Data for analysis section start

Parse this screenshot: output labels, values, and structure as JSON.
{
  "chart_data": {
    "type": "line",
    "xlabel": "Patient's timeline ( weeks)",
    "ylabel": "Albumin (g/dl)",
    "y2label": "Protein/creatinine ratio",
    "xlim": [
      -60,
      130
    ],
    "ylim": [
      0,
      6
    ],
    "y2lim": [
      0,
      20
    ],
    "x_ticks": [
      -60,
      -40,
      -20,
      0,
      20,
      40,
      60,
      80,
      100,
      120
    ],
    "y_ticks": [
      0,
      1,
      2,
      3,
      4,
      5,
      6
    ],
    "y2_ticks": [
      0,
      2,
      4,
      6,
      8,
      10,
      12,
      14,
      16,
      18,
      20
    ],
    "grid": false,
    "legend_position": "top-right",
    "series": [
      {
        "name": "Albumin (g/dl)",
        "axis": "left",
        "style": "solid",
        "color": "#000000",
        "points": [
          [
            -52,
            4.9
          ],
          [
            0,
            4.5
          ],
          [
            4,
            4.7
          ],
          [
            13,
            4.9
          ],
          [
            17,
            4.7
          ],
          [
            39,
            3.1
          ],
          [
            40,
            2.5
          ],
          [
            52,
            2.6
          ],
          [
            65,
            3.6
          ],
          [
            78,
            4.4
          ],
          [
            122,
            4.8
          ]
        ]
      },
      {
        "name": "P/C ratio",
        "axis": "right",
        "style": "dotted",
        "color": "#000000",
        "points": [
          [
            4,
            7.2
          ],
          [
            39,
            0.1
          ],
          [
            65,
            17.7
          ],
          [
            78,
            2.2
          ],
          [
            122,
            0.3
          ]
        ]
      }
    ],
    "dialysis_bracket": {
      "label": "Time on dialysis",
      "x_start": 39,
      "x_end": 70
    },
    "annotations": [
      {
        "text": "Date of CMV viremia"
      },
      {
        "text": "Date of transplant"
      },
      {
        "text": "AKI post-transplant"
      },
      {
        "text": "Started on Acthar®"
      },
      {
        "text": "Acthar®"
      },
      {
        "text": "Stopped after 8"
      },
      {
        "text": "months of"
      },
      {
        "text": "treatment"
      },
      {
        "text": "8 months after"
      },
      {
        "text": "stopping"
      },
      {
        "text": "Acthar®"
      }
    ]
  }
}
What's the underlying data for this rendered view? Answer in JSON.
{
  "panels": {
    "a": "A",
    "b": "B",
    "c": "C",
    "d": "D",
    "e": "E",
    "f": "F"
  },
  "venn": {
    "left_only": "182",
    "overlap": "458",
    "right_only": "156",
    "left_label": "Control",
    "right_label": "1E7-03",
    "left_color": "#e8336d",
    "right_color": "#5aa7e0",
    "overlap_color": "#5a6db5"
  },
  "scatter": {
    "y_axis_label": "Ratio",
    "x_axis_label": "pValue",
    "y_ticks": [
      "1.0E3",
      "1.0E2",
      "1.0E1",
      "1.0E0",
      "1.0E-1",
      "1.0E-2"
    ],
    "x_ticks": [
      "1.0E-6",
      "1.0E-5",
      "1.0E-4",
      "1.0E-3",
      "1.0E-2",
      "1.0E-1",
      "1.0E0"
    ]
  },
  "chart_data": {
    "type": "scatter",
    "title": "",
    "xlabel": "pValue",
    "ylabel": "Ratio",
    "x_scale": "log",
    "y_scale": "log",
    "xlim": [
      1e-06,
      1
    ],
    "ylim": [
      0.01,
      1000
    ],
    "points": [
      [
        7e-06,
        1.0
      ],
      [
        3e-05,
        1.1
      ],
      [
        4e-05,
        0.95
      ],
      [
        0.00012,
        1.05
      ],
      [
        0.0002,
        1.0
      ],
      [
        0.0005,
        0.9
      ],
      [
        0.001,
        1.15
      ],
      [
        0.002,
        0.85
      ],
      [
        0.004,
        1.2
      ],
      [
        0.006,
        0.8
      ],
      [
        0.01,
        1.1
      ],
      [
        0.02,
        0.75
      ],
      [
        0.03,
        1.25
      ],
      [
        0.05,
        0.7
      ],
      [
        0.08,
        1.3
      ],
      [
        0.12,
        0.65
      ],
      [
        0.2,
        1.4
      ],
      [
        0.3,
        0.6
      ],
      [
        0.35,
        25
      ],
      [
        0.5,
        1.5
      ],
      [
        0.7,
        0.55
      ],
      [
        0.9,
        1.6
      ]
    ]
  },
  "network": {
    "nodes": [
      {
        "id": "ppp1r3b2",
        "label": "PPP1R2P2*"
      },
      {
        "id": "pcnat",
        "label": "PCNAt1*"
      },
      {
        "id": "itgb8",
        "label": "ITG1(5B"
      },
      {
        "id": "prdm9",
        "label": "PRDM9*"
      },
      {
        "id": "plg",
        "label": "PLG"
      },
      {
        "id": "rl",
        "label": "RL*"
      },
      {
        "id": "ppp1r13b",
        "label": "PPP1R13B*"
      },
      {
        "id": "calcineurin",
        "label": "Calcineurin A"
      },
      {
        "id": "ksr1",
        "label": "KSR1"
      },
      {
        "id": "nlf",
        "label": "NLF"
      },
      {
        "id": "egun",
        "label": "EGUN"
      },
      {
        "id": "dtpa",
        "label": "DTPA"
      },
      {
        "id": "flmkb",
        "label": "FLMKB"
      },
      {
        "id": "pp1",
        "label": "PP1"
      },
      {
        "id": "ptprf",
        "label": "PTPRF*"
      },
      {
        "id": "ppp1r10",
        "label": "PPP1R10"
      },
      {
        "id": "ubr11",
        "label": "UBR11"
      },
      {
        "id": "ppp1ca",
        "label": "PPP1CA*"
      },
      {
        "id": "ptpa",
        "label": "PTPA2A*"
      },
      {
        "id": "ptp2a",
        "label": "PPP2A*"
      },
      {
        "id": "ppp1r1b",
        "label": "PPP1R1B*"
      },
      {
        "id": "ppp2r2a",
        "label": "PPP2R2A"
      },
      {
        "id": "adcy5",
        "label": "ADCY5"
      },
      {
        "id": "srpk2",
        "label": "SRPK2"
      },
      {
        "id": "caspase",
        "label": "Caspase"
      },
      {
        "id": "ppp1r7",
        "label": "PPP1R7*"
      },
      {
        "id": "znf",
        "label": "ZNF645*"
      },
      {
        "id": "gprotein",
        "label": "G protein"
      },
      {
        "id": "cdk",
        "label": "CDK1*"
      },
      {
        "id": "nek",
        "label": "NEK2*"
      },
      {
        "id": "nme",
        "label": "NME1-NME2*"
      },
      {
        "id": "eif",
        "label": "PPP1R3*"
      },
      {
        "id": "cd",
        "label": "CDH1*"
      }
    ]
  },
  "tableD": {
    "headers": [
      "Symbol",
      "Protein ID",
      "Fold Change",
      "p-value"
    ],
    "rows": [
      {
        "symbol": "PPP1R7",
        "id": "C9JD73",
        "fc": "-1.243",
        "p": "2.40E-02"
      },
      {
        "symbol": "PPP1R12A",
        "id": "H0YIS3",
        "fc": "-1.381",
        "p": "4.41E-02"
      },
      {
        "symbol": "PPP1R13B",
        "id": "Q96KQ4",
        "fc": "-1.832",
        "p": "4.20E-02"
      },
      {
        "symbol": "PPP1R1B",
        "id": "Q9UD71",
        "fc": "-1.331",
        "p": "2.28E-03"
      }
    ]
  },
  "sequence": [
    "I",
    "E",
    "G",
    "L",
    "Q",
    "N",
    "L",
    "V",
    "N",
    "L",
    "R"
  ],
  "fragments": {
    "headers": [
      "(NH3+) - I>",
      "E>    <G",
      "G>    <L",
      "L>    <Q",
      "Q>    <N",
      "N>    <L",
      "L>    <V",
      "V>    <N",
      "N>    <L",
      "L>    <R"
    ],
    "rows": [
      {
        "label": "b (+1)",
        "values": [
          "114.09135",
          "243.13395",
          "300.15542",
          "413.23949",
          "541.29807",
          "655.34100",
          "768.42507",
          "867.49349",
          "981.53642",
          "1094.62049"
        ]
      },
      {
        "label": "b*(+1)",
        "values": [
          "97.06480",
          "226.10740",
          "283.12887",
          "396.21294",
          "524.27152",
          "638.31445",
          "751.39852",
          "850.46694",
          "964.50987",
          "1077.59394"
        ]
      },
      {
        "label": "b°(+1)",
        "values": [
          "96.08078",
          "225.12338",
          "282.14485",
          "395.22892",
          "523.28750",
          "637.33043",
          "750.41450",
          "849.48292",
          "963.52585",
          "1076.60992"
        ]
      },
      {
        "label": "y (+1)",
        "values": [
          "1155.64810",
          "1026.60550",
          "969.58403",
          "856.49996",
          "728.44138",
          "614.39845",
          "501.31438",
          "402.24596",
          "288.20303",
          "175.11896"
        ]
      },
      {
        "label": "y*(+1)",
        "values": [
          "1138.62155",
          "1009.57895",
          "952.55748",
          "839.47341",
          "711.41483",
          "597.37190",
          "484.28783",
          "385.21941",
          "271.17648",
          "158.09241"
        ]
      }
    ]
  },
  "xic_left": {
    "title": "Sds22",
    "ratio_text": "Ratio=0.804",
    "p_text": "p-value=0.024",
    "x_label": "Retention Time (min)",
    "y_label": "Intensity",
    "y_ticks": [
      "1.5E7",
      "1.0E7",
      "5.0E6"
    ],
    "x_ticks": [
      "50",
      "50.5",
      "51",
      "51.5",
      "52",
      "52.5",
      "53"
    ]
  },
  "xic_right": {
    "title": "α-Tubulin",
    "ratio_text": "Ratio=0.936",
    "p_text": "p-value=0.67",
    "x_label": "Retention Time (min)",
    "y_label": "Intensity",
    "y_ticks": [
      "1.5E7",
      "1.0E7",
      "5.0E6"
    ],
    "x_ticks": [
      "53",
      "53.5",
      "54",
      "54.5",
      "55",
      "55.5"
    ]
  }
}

Data for analysis section end

Return each line of the material above that holds the string "transplant".

• Your solution:
        "text": "Date of transplant"
        "text": "AKI post-transplant"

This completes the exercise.